[START Records for the task]

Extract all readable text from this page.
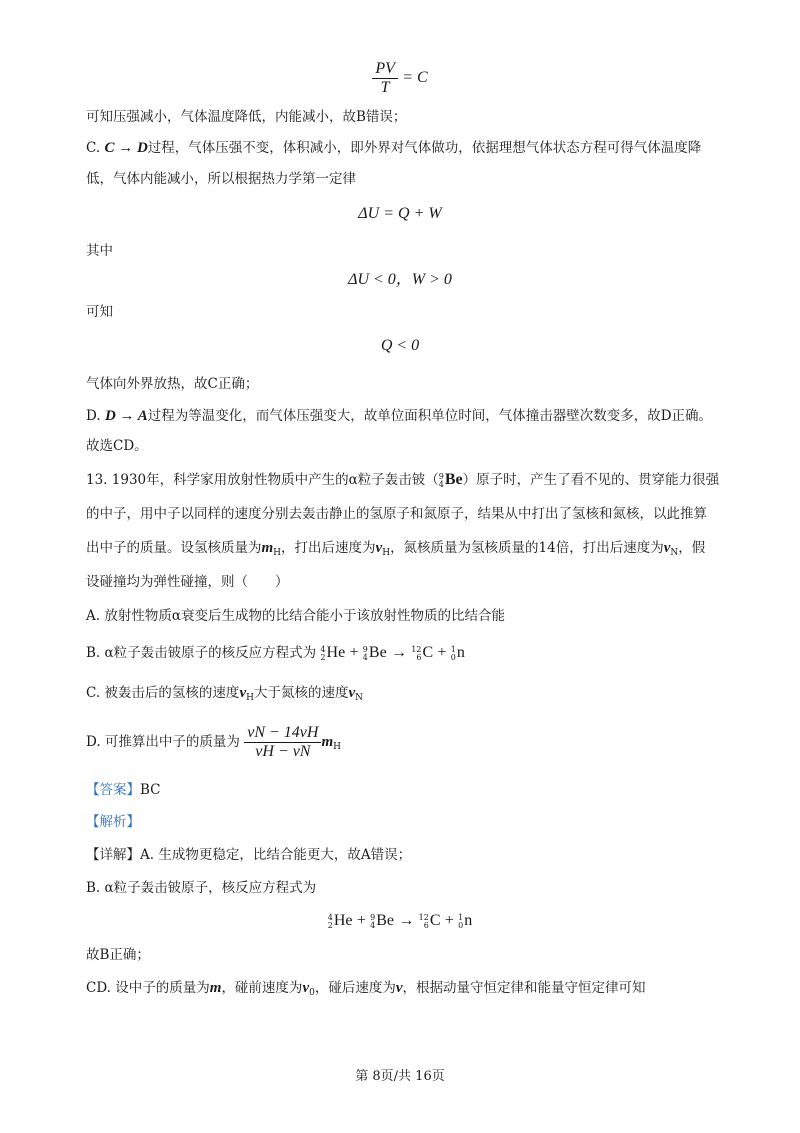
$\frac{PV}{T} = C$
可知压强减小，气体温度降低，内能减小，故B错误；
C. C → D过程，气体压强不变，体积减小，即外界对气体做功，依据理想气体状态方程可得气体温度降
低，气体内能减小，所以根据热力学第一定律
ΔU = Q + W
其中
ΔU < 0，W > 0
可知
Q < 0
气体向外界放热，故C正确；
D. D → A过程为等温变化，而气体压强变大，故单位面积单位时间，气体撞击器壁次数变多，故D正确。
故选CD。
13. 1930年，科学家用放射性物质中产生的α粒子轰击铍（ 9
4 Be）原子时，产生了看不见的、贯穿能力很强
的中子，用中子以同样的速度分别去轰击静止的氢原子和氮原子，结果从中打出了氢核和氮核，以此推算
出中子的质量。设氢核质量为$m_H$，打出后速度为$v_H$，氮核质量为氢核质量的14倍，打出后速度为$v_N$，假
设碰撞均为弹性碰撞，则（　　）
A. 放射性物质α衰变后生成物的比结合能小于该放射性物质的比结合能
B. α粒子轰击铍原子的核反应方程式为 4
2 He + 9
4 Be → 12
6 C + 1
0 n
C. 被轰击后的氢核的速度$v_H$大于氮核的速度$v_N$
D. 可推算出中子的质量为 $\frac{vN - 14vH}{vH - vN} m_H$
【答案】BC
【解析】
【详解】A. 生成物更稳定，比结合能更大，故A错误；
B. α粒子轰击铍原子，核反应方程式为
4
2 He + 9
4 Be → 12
6 C + 1
0 n
故B正确；
CD. 设中子的质量为m，碰前速度为$v_0$，碰后速度为v，根据动量守恒定律和能量守恒定律可知
第 8页/共 16页
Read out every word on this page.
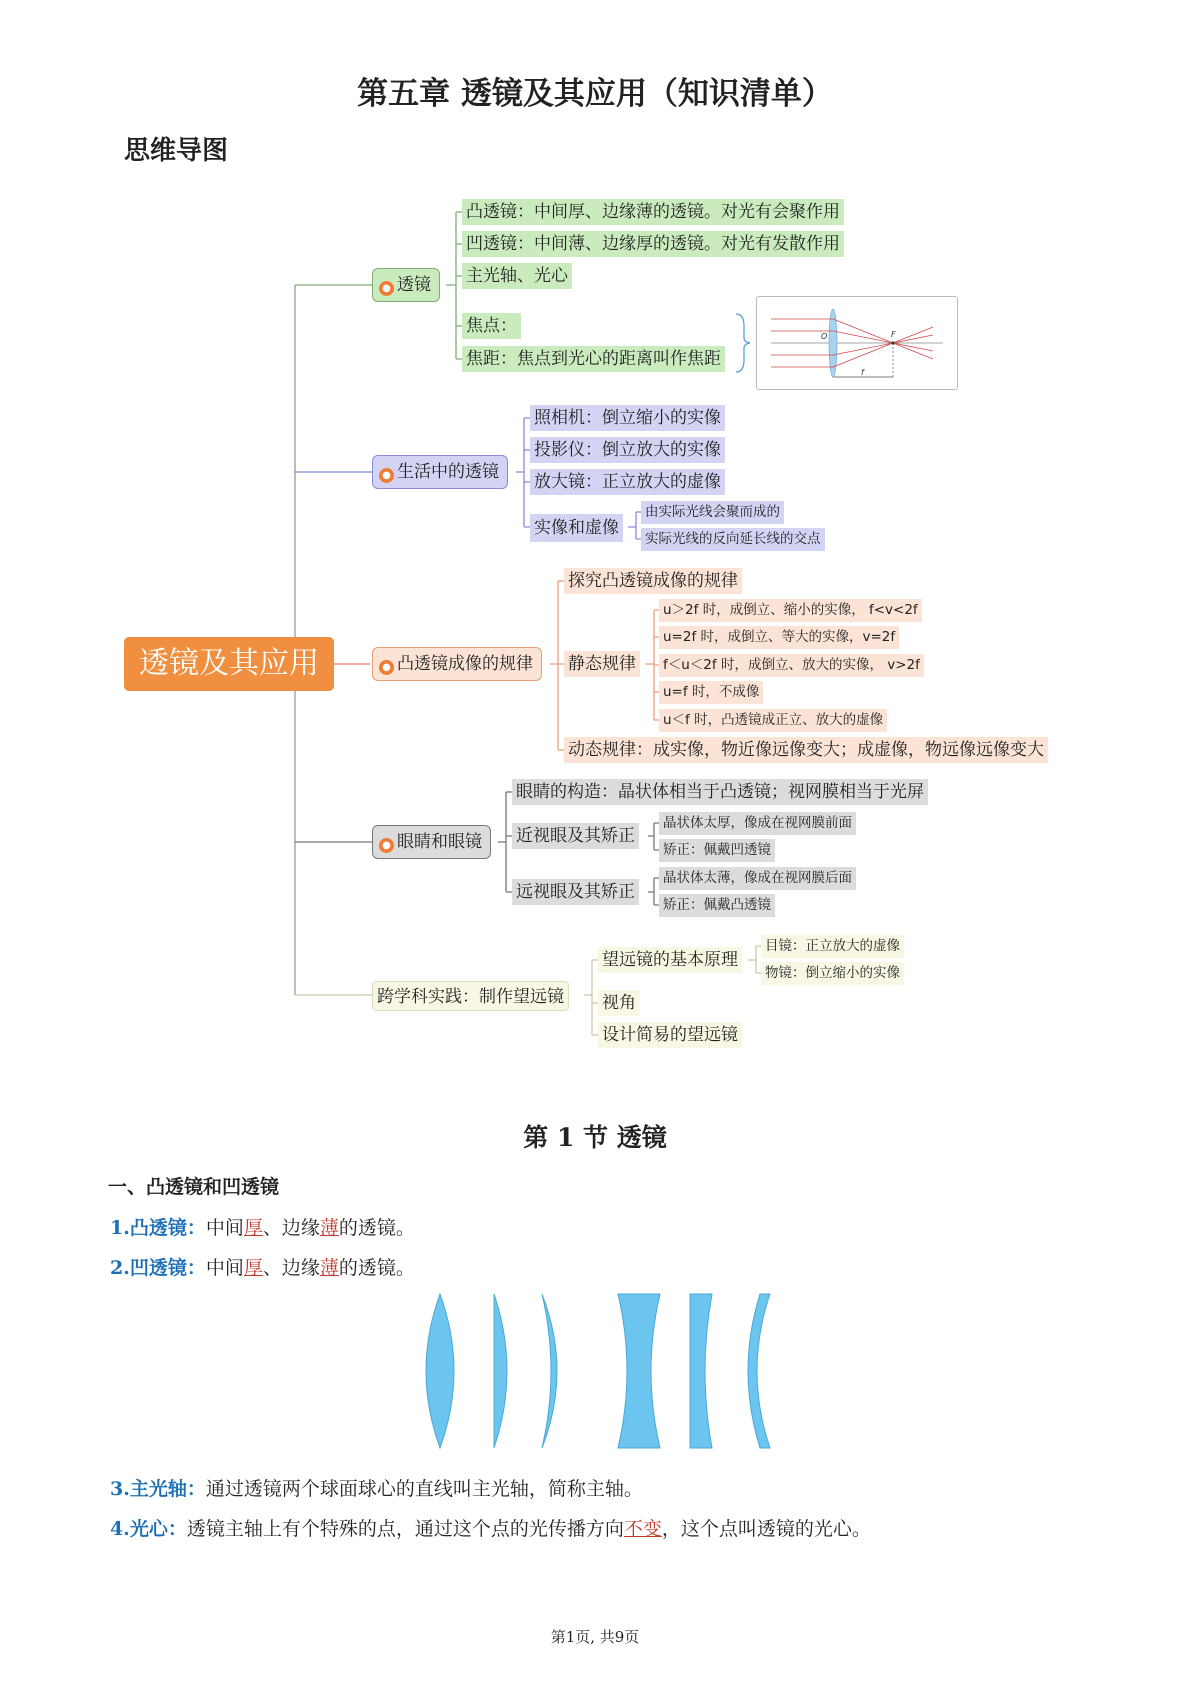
第五章 透镜及其应用（知识清单）
思维导图
透镜及其应用
● 透镜
凸透镜：中间厚、边缘薄的透镜。对光有会聚作用
凹透镜：中间薄、边缘厚的透镜。对光有发散作用
主光轴、光心
焦点：
焦距：焦点到光心的距离叫作焦距
O	F
f
● 生活中的透镜
照相机：倒立缩小的实像
投影仪：倒立放大的实像
放大镜：正立放大的虚像
实像和虚像
由实际光线会聚而成的
实际光线的反向延长线的交点
● 凸透镜成像的规律
探究凸透镜成像的规律
静态规律
u＞2f 时，成倒立、缩小的实像， f<v<2f
u=2f 时，成倒立、等大的实像，v=2f
f＜u＜2f 时，成倒立、放大的实像， v>2f
u=f 时，不成像
u＜f 时，凸透镜成正立、放大的虚像
动态规律：成实像，物近像远像变大；成虚像，物远像远像变大
● 眼睛和眼镜
眼睛的构造：晶状体相当于凸透镜；视网膜相当于光屏
近视眼及其矫正
晶状体太厚，像成在视网膜前面
矫正：佩戴凹透镜
远视眼及其矫正
晶状体太薄，像成在视网膜后面
矫正：佩戴凸透镜
跨学科实践：制作望远镜
望远镜的基本原理
目镜：正立放大的虚像
物镜：倒立缩小的实像
视角
设计简易的望远镜
第 1 节 透镜
一、凸透镜和凹透镜
1.凸透镜：中间厚、边缘薄的透镜。
2.凹透镜：中间厚、边缘薄的透镜。
3.主光轴：通过透镜两个球面球心的直线叫主光轴，简称主轴。
4.光心：透镜主轴上有个特殊的点，通过这个点的光传播方向不变，这个点叫透镜的光心。
第1页, 共9页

[END Records for the task]

Which lines hold the string "this"? List them all.

Extract all readable text from this page.
Read out every word on this page.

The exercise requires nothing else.